Rabu, 27 November 2013

MAKALAH BIOKRASI DAN POLITIK

BAB I
PENDAHULUAN

A.    Latar belakang
Birokrasi dan politik bagai dua mata uang yang tidak akan pernah terpisahkan satu sama lain. Birokrasi dan politik memang merupakan dua buah institusi yang memiliki karakter yang sangat berbeda, namun harus saling mengisi. Dua karakter yang berbeda antara dua institusi ini pada satu sisi memberikan sebuah ruang yang positif bagi apa yang disebut dengan sinergi, namun sering kali juga tidak dapat dipisahkan dengan aroma perselingkuhan.

Sebagaimana disebut Syafuan Rozi didalam kamus berbahasa Jerman (1813) menyatakan bahwa birokrasi sebagai wewenang atau kekuasaan yang berbagai departemen pemerintahan dan cabang-cabangnya merebutkan sesuatu untuk kepentingan diri mereka sendiri, atau sesame warga Negara. Ciri khas birokrasi adalah bentuk institusi yang berjenjang, rekrutmen berdasarkan keahlian, dan bersifat impersonal. Sedangkan politik adalah usaha untuk menentukan peraturan-peraturan yang dapat diterima baik oleh sebagian besar warga, untuk membawa masyarakat kearah kehidupan bersama yang harmonis.
Wacana demokratisasi di Indonesia telah menghantarkan publik untuk mengoperasionalkan proses berdemokrasi secara dewasa dan bertanggung jawab. Keberhasilan bangsa Indonesia melewati proses pemilihan anggota legislatif dan DPD serta pemilihan presiden secara langsung yang berjalan lancar dalam suasana aman dan tentram merupakan bukti kedewasaan dan rasa tanggung jawab yang telah terkonstruksikan secara optimal.

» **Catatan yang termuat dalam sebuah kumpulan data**
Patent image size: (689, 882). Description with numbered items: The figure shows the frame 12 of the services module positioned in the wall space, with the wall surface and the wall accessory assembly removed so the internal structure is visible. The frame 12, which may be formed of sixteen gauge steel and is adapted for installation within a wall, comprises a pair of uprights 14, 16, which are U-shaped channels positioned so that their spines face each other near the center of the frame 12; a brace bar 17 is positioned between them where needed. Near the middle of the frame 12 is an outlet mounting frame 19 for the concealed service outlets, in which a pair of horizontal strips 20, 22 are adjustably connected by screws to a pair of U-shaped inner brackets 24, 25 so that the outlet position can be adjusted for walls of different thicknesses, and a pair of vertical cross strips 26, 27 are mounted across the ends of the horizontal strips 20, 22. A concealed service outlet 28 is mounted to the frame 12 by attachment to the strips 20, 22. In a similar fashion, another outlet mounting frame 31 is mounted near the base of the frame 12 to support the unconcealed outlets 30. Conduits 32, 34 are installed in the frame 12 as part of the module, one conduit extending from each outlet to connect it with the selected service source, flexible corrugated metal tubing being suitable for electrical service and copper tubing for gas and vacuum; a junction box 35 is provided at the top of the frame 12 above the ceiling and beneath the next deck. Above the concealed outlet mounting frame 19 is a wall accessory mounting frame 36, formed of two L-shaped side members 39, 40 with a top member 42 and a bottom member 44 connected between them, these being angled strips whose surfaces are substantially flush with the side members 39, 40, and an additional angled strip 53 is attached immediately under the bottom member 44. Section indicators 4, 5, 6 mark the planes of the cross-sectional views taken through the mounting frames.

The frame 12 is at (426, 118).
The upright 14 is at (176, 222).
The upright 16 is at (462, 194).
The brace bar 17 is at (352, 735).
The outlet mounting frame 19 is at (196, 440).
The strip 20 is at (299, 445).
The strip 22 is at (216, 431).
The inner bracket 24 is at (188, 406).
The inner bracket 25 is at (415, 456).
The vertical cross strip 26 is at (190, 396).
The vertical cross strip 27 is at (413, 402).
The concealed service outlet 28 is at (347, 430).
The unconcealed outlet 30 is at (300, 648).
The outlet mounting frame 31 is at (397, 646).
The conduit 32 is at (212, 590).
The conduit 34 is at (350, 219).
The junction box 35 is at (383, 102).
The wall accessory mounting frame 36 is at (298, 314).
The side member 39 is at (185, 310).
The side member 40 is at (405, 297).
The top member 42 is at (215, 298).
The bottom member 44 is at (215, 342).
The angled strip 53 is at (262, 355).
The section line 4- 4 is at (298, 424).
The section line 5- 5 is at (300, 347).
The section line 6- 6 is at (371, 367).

» **PERINTAH TUGAS**
Salinlah tanpa perubahan bagian makalah tentang birokrasi dan politik, mulai dari "Rabu, 27 November" dan terus sampai "dengan aroma perselingkuhan.".

» **JAWABAN BENAR**
Rabu, 27 November 2013

MAKALAH BIOKRASI DAN POLITIK

BAB I
PENDAHULUAN

A.    Latar belakang
Birokrasi dan politik bagai dua mata uang yang tidak akan pernah terpisahkan satu sama lain. Birokrasi dan politik memang merupakan dua buah institusi yang memiliki karakter yang sangat berbeda, namun harus saling mengisi. Dua karakter yang berbeda antara dua institusi ini pada satu sisi memberikan sebuah ruang yang positif bagi apa yang disebut dengan sinergi, namun sering kali juga tidak dapat dipisahkan dengan aroma perselingkuhan.